Exercise — What is the number of lines in the data that hold the string "title"? Reply with that number only.

Data records:
begin
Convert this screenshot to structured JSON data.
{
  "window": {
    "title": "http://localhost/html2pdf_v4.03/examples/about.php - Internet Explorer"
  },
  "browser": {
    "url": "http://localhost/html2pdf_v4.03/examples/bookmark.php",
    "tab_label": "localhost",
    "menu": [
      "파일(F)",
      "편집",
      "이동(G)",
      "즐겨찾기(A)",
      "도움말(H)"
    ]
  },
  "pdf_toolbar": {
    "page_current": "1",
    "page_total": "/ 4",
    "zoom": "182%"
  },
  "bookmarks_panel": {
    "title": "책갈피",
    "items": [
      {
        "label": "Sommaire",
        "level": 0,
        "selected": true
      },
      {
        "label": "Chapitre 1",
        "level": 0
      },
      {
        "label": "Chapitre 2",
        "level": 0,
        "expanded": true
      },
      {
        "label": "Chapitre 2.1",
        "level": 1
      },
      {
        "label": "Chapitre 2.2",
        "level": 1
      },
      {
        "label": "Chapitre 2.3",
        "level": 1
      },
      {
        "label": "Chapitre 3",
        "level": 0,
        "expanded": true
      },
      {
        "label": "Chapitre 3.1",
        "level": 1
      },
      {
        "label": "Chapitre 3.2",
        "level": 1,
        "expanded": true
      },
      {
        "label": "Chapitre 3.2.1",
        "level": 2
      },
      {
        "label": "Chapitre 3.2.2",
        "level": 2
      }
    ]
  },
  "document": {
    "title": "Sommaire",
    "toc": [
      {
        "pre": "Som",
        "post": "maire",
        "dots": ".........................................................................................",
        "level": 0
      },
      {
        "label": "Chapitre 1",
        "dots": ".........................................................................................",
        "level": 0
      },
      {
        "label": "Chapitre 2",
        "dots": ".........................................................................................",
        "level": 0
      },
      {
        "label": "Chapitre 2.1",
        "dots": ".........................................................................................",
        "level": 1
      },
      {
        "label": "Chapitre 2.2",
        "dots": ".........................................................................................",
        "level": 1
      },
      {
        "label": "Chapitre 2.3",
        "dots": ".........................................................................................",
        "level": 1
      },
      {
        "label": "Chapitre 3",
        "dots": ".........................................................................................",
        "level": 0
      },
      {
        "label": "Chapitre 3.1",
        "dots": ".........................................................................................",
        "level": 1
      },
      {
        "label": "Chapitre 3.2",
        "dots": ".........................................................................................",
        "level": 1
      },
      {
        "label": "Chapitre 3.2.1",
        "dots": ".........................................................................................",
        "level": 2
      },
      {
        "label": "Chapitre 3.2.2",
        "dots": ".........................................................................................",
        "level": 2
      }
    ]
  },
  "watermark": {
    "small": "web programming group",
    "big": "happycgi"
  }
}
end
Answer to this task — 3